INSTRUCTIONS TO FOLLOW :: Write out all of the records below word for word, leaving out the pictures.

** BEGIN DATASET RECORDS **

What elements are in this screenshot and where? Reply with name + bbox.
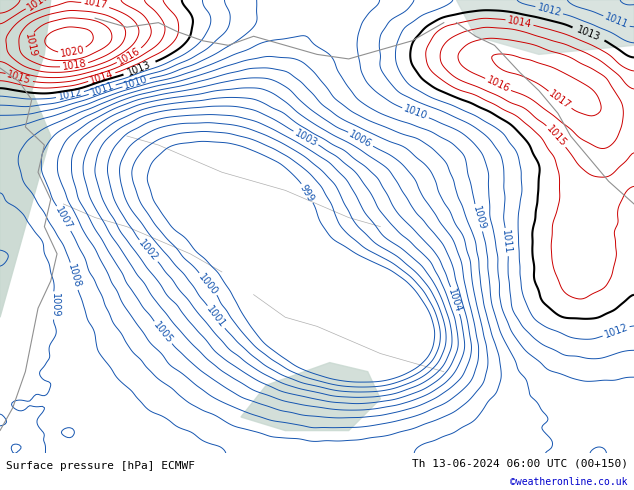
Polygon shape (456, 0, 634, 54)
Text: 1007: 1007 (53, 205, 74, 232)
Text: 1011: 1011 (89, 81, 115, 98)
Text: 1011: 1011 (500, 229, 513, 255)
Text: 1015: 1015 (6, 70, 32, 86)
Polygon shape (0, 0, 51, 318)
Text: 1006: 1006 (347, 129, 373, 150)
Text: 1012: 1012 (536, 2, 562, 18)
Text: 1009: 1009 (470, 204, 487, 231)
Text: 1012: 1012 (603, 322, 630, 341)
Text: ©weatheronline.co.uk: ©weatheronline.co.uk (510, 477, 628, 487)
Text: 1010: 1010 (123, 74, 150, 91)
Text: 1009: 1009 (50, 293, 60, 318)
Text: 1011: 1011 (603, 12, 630, 30)
Text: 1017: 1017 (547, 89, 573, 111)
Text: 1016: 1016 (485, 75, 511, 94)
Text: 1010: 1010 (403, 104, 429, 122)
Text: Th 13-06-2024 06:00 UTC (00+150): Th 13-06-2024 06:00 UTC (00+150) (411, 459, 628, 468)
Text: 1018: 1018 (61, 59, 87, 73)
Text: 1008: 1008 (66, 263, 82, 289)
Text: Surface pressure [hPa] ECMWF: Surface pressure [hPa] ECMWF (6, 461, 195, 471)
Text: 1003: 1003 (293, 128, 319, 148)
Text: 1016: 1016 (25, 0, 51, 13)
Text: 1013: 1013 (575, 25, 602, 43)
Text: 1020: 1020 (60, 45, 86, 59)
Text: 1013: 1013 (126, 59, 153, 77)
Text: 1019: 1019 (23, 32, 37, 58)
Text: 1001: 1001 (205, 304, 228, 330)
Polygon shape (241, 363, 380, 431)
Text: 1002: 1002 (137, 238, 160, 264)
Text: 999: 999 (298, 183, 316, 204)
Text: 1000: 1000 (196, 271, 219, 297)
Text: 1005: 1005 (152, 319, 175, 345)
Text: 1016: 1016 (116, 45, 143, 66)
Text: 1004: 1004 (446, 287, 463, 314)
Text: 1014: 1014 (507, 15, 533, 30)
Text: 1014: 1014 (89, 69, 115, 86)
Text: 1012: 1012 (57, 87, 83, 102)
Text: 1015: 1015 (544, 124, 568, 149)
Text: 1017: 1017 (82, 0, 108, 11)
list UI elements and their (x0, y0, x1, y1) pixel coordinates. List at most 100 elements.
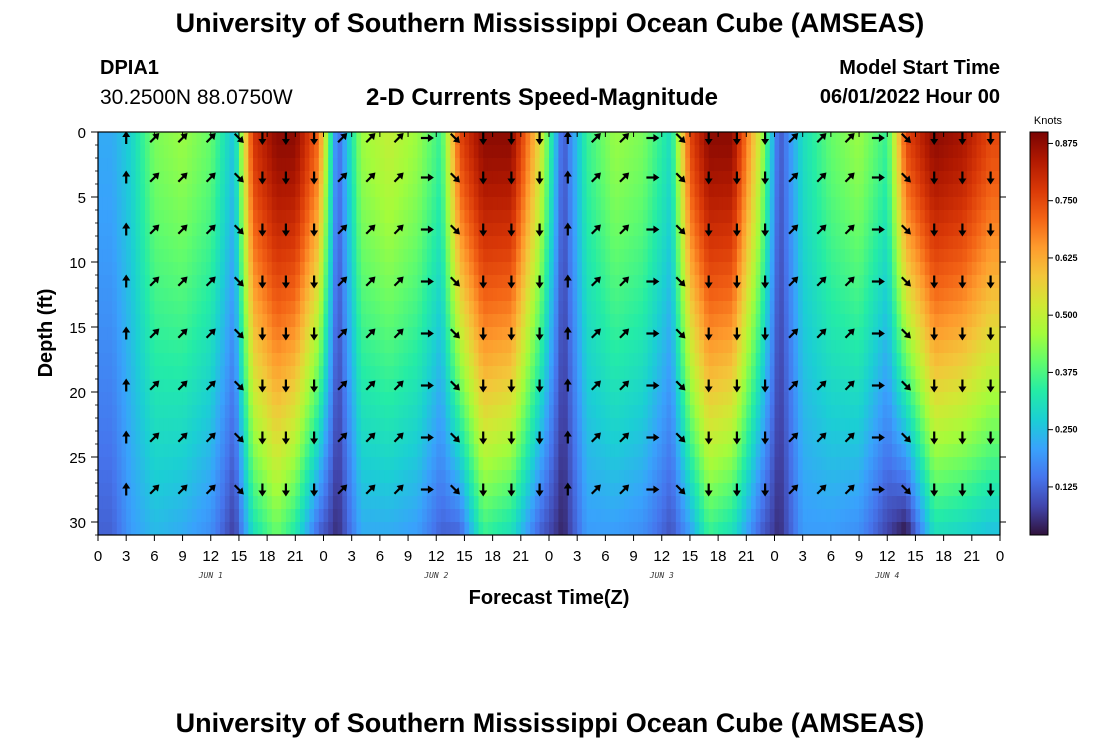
heatmap-cell (558, 392, 564, 406)
heatmap-cell (285, 327, 292, 341)
heatmap-cell (262, 366, 268, 380)
heatmap-cell (135, 431, 141, 445)
heatmap-cell (628, 366, 635, 380)
heatmap-cell (581, 262, 588, 276)
heatmap-cell (187, 132, 193, 146)
heatmap-cell (243, 158, 249, 172)
heatmap-cell (351, 366, 357, 380)
heatmap-cell (365, 301, 372, 315)
heatmap-cell (708, 275, 715, 289)
heatmap-cell (614, 379, 621, 393)
heatmap-cell (356, 418, 362, 432)
heatmap-cell (835, 444, 841, 458)
heatmap-cell (722, 314, 729, 328)
heatmap-cell (844, 327, 851, 341)
heatmap-cell (459, 145, 466, 159)
heatmap-cell (675, 379, 682, 393)
heatmap-cell (506, 522, 513, 535)
heatmap-cell (797, 509, 804, 523)
heatmap-cell (614, 327, 621, 341)
heatmap-cell (243, 262, 249, 276)
heatmap-cell (431, 236, 437, 250)
heatmap-cell (370, 262, 376, 276)
heatmap-cell (224, 509, 231, 523)
heatmap-cell (149, 431, 155, 445)
heatmap-cell (285, 249, 292, 263)
heatmap-cell (797, 223, 804, 237)
heatmap-cell (163, 431, 170, 445)
heatmap-cell (619, 379, 625, 393)
heatmap-cell (412, 340, 419, 354)
heatmap-cell (112, 444, 118, 458)
heatmap-cell (812, 158, 818, 172)
heatmap-cell (689, 158, 696, 172)
heatmap-cell (610, 418, 616, 432)
heatmap-cell (130, 522, 137, 535)
heatmap-cell (520, 223, 527, 237)
heatmap-cell (285, 275, 292, 289)
heatmap-cell (769, 379, 776, 393)
heatmap-cell (657, 379, 663, 393)
heatmap-cell (732, 171, 738, 185)
heatmap-cell (563, 197, 569, 211)
heatmap-cell (483, 158, 489, 172)
heatmap-cell (657, 262, 663, 276)
heatmap-cell (539, 431, 545, 445)
heatmap-cell (506, 301, 513, 315)
heatmap-cell (534, 418, 541, 432)
heatmap-cell (389, 444, 395, 458)
heatmap-cell (802, 262, 808, 276)
heatmap-cell (633, 210, 639, 224)
heatmap-cell (520, 522, 527, 535)
heatmap-cell (309, 197, 315, 211)
heatmap-cell (704, 197, 710, 211)
heatmap-cell (130, 444, 137, 458)
heatmap-cell (516, 223, 522, 237)
heatmap-cell (276, 158, 282, 172)
heatmap-cell (516, 353, 522, 367)
heatmap-cell (732, 418, 738, 432)
heatmap-cell (408, 288, 414, 302)
heatmap-cell (271, 236, 278, 250)
heatmap-cell (492, 158, 498, 172)
heatmap-cell (751, 444, 757, 458)
heatmap-cell (262, 470, 268, 484)
heatmap-cell (591, 340, 597, 354)
heatmap-cell (558, 457, 564, 471)
heatmap-cell (840, 301, 846, 315)
heatmap-cell (783, 262, 790, 276)
heatmap-cell (600, 223, 606, 237)
heatmap-cell (168, 145, 174, 159)
heatmap-cell (722, 340, 729, 354)
heatmap-cell (797, 496, 804, 510)
heatmap-cell (483, 262, 489, 276)
heatmap-cell (464, 509, 470, 523)
heatmap-cell (751, 405, 757, 419)
heatmap-cell (816, 314, 823, 328)
heatmap-cell (248, 275, 254, 289)
heatmap-cell (196, 171, 202, 185)
heatmap-cell (351, 431, 357, 445)
heatmap-cell (459, 470, 466, 484)
heatmap-cell (783, 314, 790, 328)
heatmap-cell (497, 288, 503, 302)
heatmap-cell (271, 171, 278, 185)
heatmap-cell (431, 509, 437, 523)
heatmap-cell (229, 509, 235, 523)
heatmap-cell (511, 184, 517, 198)
heatmap-cell (206, 171, 212, 185)
heatmap-cell (619, 340, 625, 354)
heatmap-cell (675, 262, 682, 276)
heatmap-cell (121, 444, 127, 458)
heatmap-cell (816, 496, 823, 510)
heatmap-cell (182, 496, 188, 510)
heatmap-cell (788, 366, 794, 380)
heatmap-cell (220, 353, 226, 367)
heatmap-cell (652, 444, 658, 458)
heatmap-cell (774, 132, 780, 146)
heatmap-cell (422, 197, 428, 211)
heatmap-cell (248, 158, 254, 172)
heatmap-cell (769, 470, 776, 484)
heatmap-cell (220, 457, 226, 471)
heatmap-cell (314, 379, 320, 393)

** END DATASET RECORDS **

SOLVED EXERCISE ::
What elements are in this screenshot and where? Reply with name + bbox.
Polygon shape (456, 0, 634, 54)
Text: 1007: 1007 (53, 205, 74, 232)
Text: 1011: 1011 (89, 81, 115, 98)
Text: 1011: 1011 (500, 229, 513, 255)
Text: 1015: 1015 (6, 70, 32, 86)
Polygon shape (0, 0, 51, 318)
Text: 1006: 1006 (347, 129, 373, 150)
Text: 1012: 1012 (536, 2, 562, 18)
Text: 1009: 1009 (470, 204, 487, 231)
Text: 1012: 1012 (603, 322, 630, 341)
Text: ©weatheronline.co.uk: ©weatheronline.co.uk (510, 477, 628, 487)
Text: 1010: 1010 (123, 74, 150, 91)
Text: 1009: 1009 (50, 293, 60, 318)
Text: 1011: 1011 (603, 12, 630, 30)
Text: 1017: 1017 (547, 89, 573, 111)
Text: 1016: 1016 (485, 75, 511, 94)
Text: 1010: 1010 (403, 104, 429, 122)
Text: Th 13-06-2024 06:00 UTC (00+150): Th 13-06-2024 06:00 UTC (00+150) (411, 459, 628, 468)
Text: 1018: 1018 (61, 59, 87, 73)
Text: 1008: 1008 (66, 263, 82, 289)
Text: Surface pressure [hPa] ECMWF: Surface pressure [hPa] ECMWF (6, 461, 195, 471)
Text: 1003: 1003 (293, 128, 319, 148)
Text: 1016: 1016 (25, 0, 51, 13)
Text: 1013: 1013 (575, 25, 602, 43)
Text: 1020: 1020 (60, 45, 86, 59)
Text: 1013: 1013 (126, 59, 153, 77)
Text: 1019: 1019 (23, 32, 37, 58)
Text: 1001: 1001 (205, 304, 228, 330)
Polygon shape (241, 363, 380, 431)
Text: 1002: 1002 (137, 238, 160, 264)
Text: 999: 999 (298, 183, 316, 204)
Text: 1000: 1000 (196, 271, 219, 297)
Text: 1005: 1005 (152, 319, 175, 345)
Text: 1016: 1016 (116, 45, 143, 66)
Text: 1004: 1004 (446, 287, 463, 314)
Text: 1014: 1014 (507, 15, 533, 30)
Text: 1014: 1014 (89, 69, 115, 86)
Text: 1012: 1012 (57, 87, 83, 102)
Text: 1015: 1015 (544, 124, 568, 149)
Text: 1017: 1017 (82, 0, 108, 11)
list UI elements and their (x0, y0, x1, y1) pixel coordinates. List at most 100 elements.
heatmap-cell (558, 392, 564, 406)
heatmap-cell (285, 327, 292, 341)
heatmap-cell (262, 366, 268, 380)
heatmap-cell (135, 431, 141, 445)
heatmap-cell (628, 366, 635, 380)
heatmap-cell (581, 262, 588, 276)
heatmap-cell (187, 132, 193, 146)
heatmap-cell (243, 158, 249, 172)
heatmap-cell (351, 366, 357, 380)
heatmap-cell (365, 301, 372, 315)
heatmap-cell (708, 275, 715, 289)
heatmap-cell (614, 379, 621, 393)
heatmap-cell (356, 418, 362, 432)
heatmap-cell (835, 444, 841, 458)
heatmap-cell (722, 314, 729, 328)
heatmap-cell (844, 327, 851, 341)
heatmap-cell (459, 145, 466, 159)
heatmap-cell (675, 379, 682, 393)
heatmap-cell (506, 522, 513, 535)
heatmap-cell (797, 509, 804, 523)
heatmap-cell (614, 327, 621, 341)
heatmap-cell (243, 262, 249, 276)
heatmap-cell (431, 236, 437, 250)
heatmap-cell (370, 262, 376, 276)
heatmap-cell (224, 509, 231, 523)
heatmap-cell (149, 431, 155, 445)
heatmap-cell (285, 249, 292, 263)
heatmap-cell (797, 223, 804, 237)
heatmap-cell (163, 431, 170, 445)
heatmap-cell (619, 379, 625, 393)
heatmap-cell (412, 340, 419, 354)
heatmap-cell (112, 444, 118, 458)
heatmap-cell (812, 158, 818, 172)
heatmap-cell (689, 158, 696, 172)
heatmap-cell (610, 418, 616, 432)
heatmap-cell (130, 522, 137, 535)
heatmap-cell (520, 223, 527, 237)
heatmap-cell (285, 275, 292, 289)
heatmap-cell (769, 379, 776, 393)
heatmap-cell (657, 379, 663, 393)
heatmap-cell (732, 171, 738, 185)
heatmap-cell (563, 197, 569, 211)
heatmap-cell (483, 158, 489, 172)
heatmap-cell (657, 262, 663, 276)
heatmap-cell (539, 431, 545, 445)
heatmap-cell (506, 301, 513, 315)
heatmap-cell (534, 418, 541, 432)
heatmap-cell (389, 444, 395, 458)
heatmap-cell (802, 262, 808, 276)
heatmap-cell (633, 210, 639, 224)
heatmap-cell (520, 522, 527, 535)
heatmap-cell (309, 197, 315, 211)
heatmap-cell (704, 197, 710, 211)
heatmap-cell (130, 444, 137, 458)
heatmap-cell (516, 223, 522, 237)
heatmap-cell (276, 158, 282, 172)
heatmap-cell (516, 353, 522, 367)
heatmap-cell (732, 418, 738, 432)
heatmap-cell (408, 288, 414, 302)
heatmap-cell (271, 236, 278, 250)
heatmap-cell (492, 158, 498, 172)
heatmap-cell (751, 444, 757, 458)
heatmap-cell (262, 470, 268, 484)
heatmap-cell (591, 340, 597, 354)
heatmap-cell (558, 457, 564, 471)
heatmap-cell (840, 301, 846, 315)
heatmap-cell (783, 262, 790, 276)
heatmap-cell (600, 223, 606, 237)
heatmap-cell (168, 145, 174, 159)
heatmap-cell (722, 340, 729, 354)
heatmap-cell (797, 496, 804, 510)
heatmap-cell (483, 262, 489, 276)
heatmap-cell (464, 509, 470, 523)
heatmap-cell (751, 405, 757, 419)
heatmap-cell (816, 314, 823, 328)
heatmap-cell (248, 275, 254, 289)
heatmap-cell (196, 171, 202, 185)
heatmap-cell (351, 431, 357, 445)
heatmap-cell (459, 470, 466, 484)
heatmap-cell (783, 314, 790, 328)
heatmap-cell (497, 288, 503, 302)
heatmap-cell (271, 171, 278, 185)
heatmap-cell (431, 509, 437, 523)
heatmap-cell (229, 509, 235, 523)
heatmap-cell (511, 184, 517, 198)
heatmap-cell (206, 171, 212, 185)
heatmap-cell (619, 340, 625, 354)
heatmap-cell (675, 262, 682, 276)
heatmap-cell (121, 444, 127, 458)
heatmap-cell (816, 496, 823, 510)
heatmap-cell (182, 496, 188, 510)
heatmap-cell (788, 366, 794, 380)
heatmap-cell (220, 353, 226, 367)
heatmap-cell (652, 444, 658, 458)
heatmap-cell (774, 132, 780, 146)
heatmap-cell (422, 197, 428, 211)
heatmap-cell (248, 158, 254, 172)
heatmap-cell (769, 470, 776, 484)
heatmap-cell (220, 457, 226, 471)
heatmap-cell (314, 379, 320, 393)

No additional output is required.